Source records
-*-
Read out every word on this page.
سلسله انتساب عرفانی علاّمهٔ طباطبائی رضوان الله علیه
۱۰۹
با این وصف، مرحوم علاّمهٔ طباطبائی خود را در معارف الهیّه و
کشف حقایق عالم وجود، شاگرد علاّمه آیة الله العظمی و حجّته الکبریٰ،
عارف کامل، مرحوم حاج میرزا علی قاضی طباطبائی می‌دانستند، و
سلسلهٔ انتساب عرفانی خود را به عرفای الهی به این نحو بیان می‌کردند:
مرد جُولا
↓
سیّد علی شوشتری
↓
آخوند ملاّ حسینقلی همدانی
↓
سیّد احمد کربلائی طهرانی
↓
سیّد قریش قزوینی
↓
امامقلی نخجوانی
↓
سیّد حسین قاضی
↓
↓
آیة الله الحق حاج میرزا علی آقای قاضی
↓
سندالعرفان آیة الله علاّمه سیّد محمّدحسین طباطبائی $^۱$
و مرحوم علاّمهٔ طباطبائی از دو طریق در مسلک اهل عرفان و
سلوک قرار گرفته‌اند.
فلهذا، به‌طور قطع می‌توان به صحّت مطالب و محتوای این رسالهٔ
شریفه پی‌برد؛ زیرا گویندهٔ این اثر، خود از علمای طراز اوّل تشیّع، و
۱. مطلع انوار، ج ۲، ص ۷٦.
-*-
◆ Stated problem ◆
Copy out the data shown above without altering anything.

◆ Written answer ◆
Read out every word on this page.
سلسله انتساب عرفانی علاّمهٔ طباطبائی رضوان الله علیه
۱۰۹
با این وصف، مرحوم علاّمهٔ طباطبائی خود را در معارف الهیّه و
کشف حقایق عالم وجود، شاگرد علاّمه آیة الله العظمی و حجّته الکبریٰ،
عارف کامل، مرحوم حاج میرزا علی قاضی طباطبائی می‌دانستند، و
سلسلهٔ انتساب عرفانی خود را به عرفای الهی به این نحو بیان می‌کردند:
مرد جُولا
↓
سیّد علی شوشتری
↓
آخوند ملاّ حسینقلی همدانی
↓
سیّد احمد کربلائی طهرانی
↓
سیّد قریش قزوینی
↓
امامقلی نخجوانی
↓
سیّد حسین قاضی
↓
↓
آیة الله الحق حاج میرزا علی آقای قاضی
↓
سندالعرفان آیة الله علاّمه سیّد محمّدحسین طباطبائی $^۱$
و مرحوم علاّمهٔ طباطبائی از دو طریق در مسلک اهل عرفان و
سلوک قرار گرفته‌اند.
فلهذا، به‌طور قطع می‌توان به صحّت مطالب و محتوای این رسالهٔ
شریفه پی‌برد؛ زیرا گویندهٔ این اثر، خود از علمای طراز اوّل تشیّع، و
۱. مطلع انوار، ج ۲، ص ۷٦.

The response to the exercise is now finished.